Information supplied:
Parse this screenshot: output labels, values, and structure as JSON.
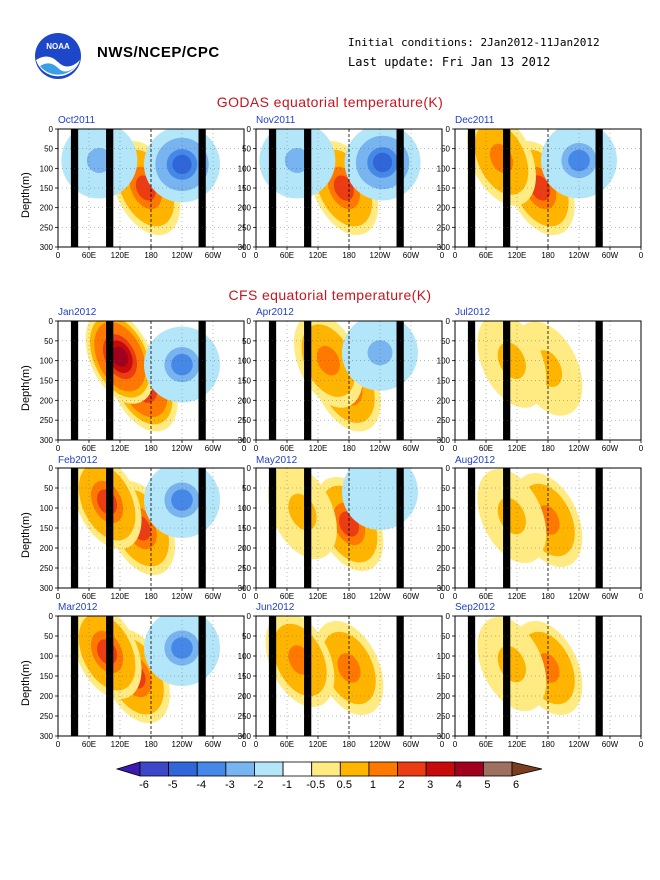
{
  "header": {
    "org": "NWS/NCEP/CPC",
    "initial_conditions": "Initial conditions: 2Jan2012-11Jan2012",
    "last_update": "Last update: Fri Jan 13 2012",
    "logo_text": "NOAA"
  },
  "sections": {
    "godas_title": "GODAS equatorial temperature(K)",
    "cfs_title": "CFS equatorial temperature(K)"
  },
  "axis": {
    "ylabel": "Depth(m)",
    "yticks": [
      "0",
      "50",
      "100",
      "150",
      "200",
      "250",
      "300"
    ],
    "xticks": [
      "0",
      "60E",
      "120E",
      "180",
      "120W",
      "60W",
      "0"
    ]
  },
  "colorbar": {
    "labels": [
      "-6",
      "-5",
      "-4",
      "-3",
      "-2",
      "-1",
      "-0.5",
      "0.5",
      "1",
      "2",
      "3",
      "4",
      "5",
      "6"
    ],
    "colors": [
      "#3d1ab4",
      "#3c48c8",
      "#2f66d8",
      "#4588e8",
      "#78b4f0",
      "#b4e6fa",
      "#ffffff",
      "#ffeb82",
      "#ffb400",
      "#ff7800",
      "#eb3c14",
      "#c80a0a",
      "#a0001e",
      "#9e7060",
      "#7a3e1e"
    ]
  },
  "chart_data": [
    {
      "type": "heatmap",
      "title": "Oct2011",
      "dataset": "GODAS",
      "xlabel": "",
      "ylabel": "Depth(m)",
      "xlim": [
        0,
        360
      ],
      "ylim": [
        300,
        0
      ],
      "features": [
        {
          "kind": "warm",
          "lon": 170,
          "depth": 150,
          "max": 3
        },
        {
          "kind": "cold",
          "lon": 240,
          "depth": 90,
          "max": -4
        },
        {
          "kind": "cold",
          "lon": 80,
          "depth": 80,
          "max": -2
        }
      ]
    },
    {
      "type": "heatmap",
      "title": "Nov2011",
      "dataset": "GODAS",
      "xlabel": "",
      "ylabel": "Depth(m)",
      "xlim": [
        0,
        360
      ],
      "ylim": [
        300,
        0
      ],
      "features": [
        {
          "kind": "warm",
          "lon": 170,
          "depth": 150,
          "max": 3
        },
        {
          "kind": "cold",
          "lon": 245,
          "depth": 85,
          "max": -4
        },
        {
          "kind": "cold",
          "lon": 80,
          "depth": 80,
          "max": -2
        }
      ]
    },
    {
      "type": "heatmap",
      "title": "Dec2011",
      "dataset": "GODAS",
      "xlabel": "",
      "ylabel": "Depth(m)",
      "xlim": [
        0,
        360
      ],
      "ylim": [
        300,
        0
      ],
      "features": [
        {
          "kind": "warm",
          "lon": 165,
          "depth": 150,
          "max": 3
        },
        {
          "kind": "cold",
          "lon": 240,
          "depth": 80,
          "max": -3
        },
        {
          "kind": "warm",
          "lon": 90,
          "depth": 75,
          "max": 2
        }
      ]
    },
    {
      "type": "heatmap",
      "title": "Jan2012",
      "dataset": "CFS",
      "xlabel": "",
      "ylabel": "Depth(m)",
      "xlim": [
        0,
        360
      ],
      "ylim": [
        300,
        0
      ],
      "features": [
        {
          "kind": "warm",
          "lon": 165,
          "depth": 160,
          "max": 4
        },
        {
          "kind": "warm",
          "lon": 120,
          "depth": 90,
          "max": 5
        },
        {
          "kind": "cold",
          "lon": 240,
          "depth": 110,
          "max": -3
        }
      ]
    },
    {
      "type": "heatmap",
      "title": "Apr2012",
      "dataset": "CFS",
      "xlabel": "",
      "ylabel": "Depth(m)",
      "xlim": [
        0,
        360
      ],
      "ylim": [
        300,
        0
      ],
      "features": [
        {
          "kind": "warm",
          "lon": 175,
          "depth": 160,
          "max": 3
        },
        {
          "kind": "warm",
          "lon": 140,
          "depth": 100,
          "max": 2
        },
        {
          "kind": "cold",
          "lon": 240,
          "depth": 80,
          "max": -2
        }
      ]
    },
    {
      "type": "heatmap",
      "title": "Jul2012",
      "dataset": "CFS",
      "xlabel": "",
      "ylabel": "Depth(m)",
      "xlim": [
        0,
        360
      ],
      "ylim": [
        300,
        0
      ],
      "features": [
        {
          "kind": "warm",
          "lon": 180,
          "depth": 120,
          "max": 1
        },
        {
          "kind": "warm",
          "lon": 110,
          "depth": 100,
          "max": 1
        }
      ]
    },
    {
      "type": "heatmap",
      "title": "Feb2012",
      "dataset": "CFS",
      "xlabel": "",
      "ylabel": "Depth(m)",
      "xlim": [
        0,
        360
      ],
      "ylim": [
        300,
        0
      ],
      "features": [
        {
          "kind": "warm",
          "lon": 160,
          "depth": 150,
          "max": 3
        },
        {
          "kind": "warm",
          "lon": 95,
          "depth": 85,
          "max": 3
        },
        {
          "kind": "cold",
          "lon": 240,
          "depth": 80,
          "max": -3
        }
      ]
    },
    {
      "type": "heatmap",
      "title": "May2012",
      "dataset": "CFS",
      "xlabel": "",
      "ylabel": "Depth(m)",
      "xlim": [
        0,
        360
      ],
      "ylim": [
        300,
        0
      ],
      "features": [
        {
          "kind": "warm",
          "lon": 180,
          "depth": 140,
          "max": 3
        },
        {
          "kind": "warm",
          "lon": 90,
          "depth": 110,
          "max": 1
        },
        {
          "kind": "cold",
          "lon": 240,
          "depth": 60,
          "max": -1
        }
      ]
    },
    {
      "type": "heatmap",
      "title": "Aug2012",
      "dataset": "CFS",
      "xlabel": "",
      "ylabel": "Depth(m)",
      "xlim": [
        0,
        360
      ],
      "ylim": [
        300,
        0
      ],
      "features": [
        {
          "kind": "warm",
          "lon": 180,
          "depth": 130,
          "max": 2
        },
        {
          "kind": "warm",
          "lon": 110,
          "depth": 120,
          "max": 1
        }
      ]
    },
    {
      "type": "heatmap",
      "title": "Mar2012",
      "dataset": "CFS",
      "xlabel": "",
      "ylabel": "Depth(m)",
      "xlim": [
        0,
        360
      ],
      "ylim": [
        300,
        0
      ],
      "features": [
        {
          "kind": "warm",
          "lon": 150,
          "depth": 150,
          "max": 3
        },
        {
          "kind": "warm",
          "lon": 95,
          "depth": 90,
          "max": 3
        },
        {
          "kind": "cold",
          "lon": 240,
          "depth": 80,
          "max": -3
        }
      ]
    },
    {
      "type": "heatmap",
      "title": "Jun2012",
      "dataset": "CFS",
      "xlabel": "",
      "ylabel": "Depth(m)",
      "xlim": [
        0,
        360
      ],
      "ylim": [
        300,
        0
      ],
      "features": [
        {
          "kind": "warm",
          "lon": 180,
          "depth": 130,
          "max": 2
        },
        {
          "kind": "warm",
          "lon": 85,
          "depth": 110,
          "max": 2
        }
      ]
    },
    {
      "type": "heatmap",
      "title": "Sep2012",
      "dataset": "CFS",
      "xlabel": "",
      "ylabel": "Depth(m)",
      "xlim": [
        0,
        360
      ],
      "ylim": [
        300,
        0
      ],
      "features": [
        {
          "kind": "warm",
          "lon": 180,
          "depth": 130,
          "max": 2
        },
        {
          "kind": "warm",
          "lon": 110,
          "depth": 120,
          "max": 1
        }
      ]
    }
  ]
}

* * *

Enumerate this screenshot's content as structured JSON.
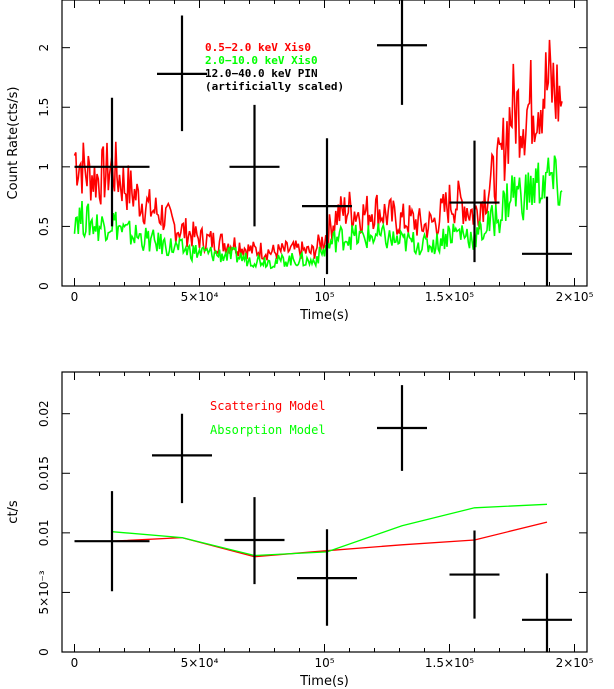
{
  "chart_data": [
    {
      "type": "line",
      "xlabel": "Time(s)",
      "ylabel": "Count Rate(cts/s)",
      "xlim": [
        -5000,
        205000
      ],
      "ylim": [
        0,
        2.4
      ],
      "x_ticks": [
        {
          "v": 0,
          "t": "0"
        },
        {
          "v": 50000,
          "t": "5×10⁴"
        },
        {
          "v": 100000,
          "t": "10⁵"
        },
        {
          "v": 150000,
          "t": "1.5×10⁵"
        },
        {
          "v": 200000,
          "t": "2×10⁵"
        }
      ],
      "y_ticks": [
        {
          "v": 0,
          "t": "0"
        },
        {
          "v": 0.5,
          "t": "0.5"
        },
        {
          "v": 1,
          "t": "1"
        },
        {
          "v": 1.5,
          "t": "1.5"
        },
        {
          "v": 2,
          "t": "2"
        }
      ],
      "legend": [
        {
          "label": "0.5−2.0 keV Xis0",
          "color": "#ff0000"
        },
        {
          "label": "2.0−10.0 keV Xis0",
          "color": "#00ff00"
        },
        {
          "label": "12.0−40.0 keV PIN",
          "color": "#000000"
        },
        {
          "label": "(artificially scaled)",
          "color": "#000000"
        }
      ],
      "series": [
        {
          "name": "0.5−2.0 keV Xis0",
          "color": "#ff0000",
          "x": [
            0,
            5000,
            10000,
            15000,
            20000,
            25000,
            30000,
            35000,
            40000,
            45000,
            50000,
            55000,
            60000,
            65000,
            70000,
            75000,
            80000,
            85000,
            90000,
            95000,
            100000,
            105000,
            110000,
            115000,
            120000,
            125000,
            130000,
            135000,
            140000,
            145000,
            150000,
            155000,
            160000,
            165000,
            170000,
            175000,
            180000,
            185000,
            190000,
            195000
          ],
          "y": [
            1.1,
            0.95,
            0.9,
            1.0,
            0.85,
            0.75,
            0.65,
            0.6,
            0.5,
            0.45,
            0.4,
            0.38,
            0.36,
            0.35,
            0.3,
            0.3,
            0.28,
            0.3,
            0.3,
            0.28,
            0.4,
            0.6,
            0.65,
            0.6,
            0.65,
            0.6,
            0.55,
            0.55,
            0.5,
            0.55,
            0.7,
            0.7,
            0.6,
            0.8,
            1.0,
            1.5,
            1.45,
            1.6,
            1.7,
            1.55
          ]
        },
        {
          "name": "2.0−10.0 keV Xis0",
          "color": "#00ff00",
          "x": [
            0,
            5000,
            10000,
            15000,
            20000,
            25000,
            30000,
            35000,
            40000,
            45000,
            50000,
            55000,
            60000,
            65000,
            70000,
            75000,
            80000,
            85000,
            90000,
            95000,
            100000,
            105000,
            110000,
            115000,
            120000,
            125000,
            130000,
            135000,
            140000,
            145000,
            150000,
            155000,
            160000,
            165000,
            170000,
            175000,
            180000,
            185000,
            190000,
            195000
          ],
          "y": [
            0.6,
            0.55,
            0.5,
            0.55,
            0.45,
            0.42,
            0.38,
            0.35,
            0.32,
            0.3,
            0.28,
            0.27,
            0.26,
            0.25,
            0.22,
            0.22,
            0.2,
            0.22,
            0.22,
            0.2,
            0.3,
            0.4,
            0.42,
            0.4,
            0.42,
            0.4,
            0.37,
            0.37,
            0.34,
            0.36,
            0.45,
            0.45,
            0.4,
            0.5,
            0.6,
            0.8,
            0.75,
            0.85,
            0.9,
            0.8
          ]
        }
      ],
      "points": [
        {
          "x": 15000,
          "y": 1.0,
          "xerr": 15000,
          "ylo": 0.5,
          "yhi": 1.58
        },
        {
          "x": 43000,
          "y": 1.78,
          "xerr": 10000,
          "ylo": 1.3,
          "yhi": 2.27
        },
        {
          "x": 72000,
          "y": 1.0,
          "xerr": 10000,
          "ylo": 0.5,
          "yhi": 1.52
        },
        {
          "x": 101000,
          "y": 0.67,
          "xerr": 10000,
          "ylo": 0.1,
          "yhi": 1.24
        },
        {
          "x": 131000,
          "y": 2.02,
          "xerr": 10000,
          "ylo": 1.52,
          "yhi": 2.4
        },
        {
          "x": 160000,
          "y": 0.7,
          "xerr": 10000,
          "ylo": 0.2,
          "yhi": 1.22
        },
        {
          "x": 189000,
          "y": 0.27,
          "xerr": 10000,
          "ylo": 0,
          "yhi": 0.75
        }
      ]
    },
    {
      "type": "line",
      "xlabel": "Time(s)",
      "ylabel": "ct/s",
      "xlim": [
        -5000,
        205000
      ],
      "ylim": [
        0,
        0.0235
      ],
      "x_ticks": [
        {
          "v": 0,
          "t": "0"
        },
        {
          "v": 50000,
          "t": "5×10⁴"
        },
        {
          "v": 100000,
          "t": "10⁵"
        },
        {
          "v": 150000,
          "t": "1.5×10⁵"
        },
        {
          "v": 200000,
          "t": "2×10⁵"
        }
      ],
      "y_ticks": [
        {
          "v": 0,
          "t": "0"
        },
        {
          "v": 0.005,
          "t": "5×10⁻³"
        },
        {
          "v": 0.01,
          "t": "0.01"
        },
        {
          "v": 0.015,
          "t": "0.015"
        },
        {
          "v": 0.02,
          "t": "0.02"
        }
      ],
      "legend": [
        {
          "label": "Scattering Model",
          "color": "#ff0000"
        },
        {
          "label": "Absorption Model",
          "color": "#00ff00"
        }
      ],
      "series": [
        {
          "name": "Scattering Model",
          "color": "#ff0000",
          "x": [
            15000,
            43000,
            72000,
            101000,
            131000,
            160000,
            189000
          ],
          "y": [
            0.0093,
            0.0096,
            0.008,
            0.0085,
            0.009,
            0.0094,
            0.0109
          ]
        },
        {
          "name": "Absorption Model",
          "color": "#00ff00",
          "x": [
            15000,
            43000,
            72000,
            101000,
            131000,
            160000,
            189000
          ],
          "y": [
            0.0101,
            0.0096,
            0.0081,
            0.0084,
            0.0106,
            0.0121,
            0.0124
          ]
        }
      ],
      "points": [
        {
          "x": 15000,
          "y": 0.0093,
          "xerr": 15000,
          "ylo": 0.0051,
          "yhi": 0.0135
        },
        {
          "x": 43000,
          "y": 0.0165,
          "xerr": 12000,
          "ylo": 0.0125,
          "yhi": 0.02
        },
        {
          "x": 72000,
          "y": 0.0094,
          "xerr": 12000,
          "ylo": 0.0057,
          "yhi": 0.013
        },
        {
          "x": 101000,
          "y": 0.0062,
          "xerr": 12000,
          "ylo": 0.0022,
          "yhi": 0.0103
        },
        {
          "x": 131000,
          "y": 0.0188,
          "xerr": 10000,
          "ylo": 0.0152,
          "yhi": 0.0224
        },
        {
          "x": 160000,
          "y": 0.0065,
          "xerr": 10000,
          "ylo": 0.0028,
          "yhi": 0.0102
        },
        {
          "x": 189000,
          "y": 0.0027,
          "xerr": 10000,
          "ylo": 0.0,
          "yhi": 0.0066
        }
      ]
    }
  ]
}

Short problem:
Read the data above and pull out each line that holds the string "JSON".

Finished answer:
Parse this screenshot: output labels, values, and structure as JSON.
Enumerate this screenshot's content as structured JSON.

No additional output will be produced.